> **DATASET ROWS**
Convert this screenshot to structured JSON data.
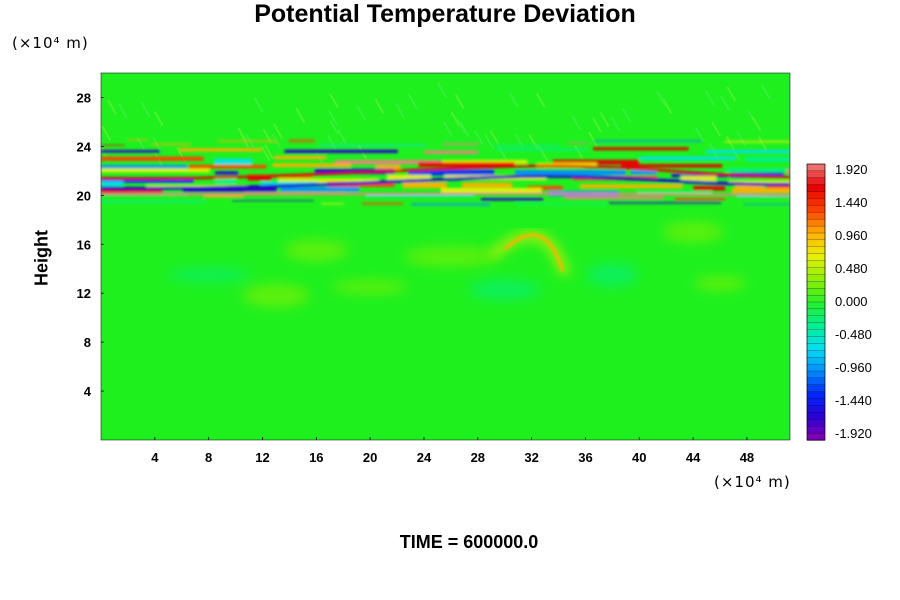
{
  "chart_data": {
    "type": "heatmap",
    "title": "Potential Temperature Deviation",
    "ylabel": "Height",
    "xlabel": "",
    "x_unit": "(×10⁴ m)",
    "y_unit": "(×10⁴ m)",
    "x_ticks": [
      4,
      8,
      12,
      16,
      20,
      24,
      28,
      32,
      36,
      40,
      44,
      48
    ],
    "y_ticks": [
      4,
      8,
      12,
      16,
      20,
      24,
      28
    ],
    "xlim": [
      0,
      51.2
    ],
    "ylim": [
      0,
      30
    ],
    "colorbar": {
      "range": [
        -1.92,
        1.92
      ],
      "labels": [
        "1.920",
        "1.440",
        "0.960",
        "0.480",
        "0.000",
        "-0.480",
        "-0.960",
        "-1.440",
        "-1.920"
      ]
    },
    "footer": "TIME = 600000.0",
    "features": [
      {
        "kind": "wave_band",
        "y_center": 21,
        "description": "strong alternating positive/negative anomalies"
      },
      {
        "kind": "plume",
        "x": 33,
        "y": 16,
        "sign": "positive"
      }
    ]
  },
  "colors": {
    "background_field": "#1ef01e",
    "colormap": [
      "#8a00b4",
      "#2a00d4",
      "#0028ff",
      "#0090ff",
      "#00e0f0",
      "#00f090",
      "#28f028",
      "#90f000",
      "#e8f000",
      "#ffb000",
      "#ff4000",
      "#e80000",
      "#f08080"
    ]
  }
}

> **WHAT YOU HAVE TO DO**
Your job is to transcribe the entries above exactly; skip the pictures.

> **THE SOLUTION**
Convert this screenshot to structured JSON data.
{
  "chart_data": {
    "type": "heatmap",
    "title": "Potential Temperature Deviation",
    "ylabel": "Height",
    "xlabel": "",
    "x_unit": "(×10⁴ m)",
    "y_unit": "(×10⁴ m)",
    "x_ticks": [
      4,
      8,
      12,
      16,
      20,
      24,
      28,
      32,
      36,
      40,
      44,
      48
    ],
    "y_ticks": [
      4,
      8,
      12,
      16,
      20,
      24,
      28
    ],
    "xlim": [
      0,
      51.2
    ],
    "ylim": [
      0,
      30
    ],
    "colorbar": {
      "range": [
        -1.92,
        1.92
      ],
      "labels": [
        "1.920",
        "1.440",
        "0.960",
        "0.480",
        "0.000",
        "-0.480",
        "-0.960",
        "-1.440",
        "-1.920"
      ]
    },
    "footer": "TIME = 600000.0",
    "features": [
      {
        "kind": "wave_band",
        "y_center": 21,
        "description": "strong alternating positive/negative anomalies"
      },
      {
        "kind": "plume",
        "x": 33,
        "y": 16,
        "sign": "positive"
      }
    ]
  },
  "colors": {
    "background_field": "#1ef01e",
    "colormap": [
      "#8a00b4",
      "#2a00d4",
      "#0028ff",
      "#0090ff",
      "#00e0f0",
      "#00f090",
      "#28f028",
      "#90f000",
      "#e8f000",
      "#ffb000",
      "#ff4000",
      "#e80000",
      "#f08080"
    ]
  }
}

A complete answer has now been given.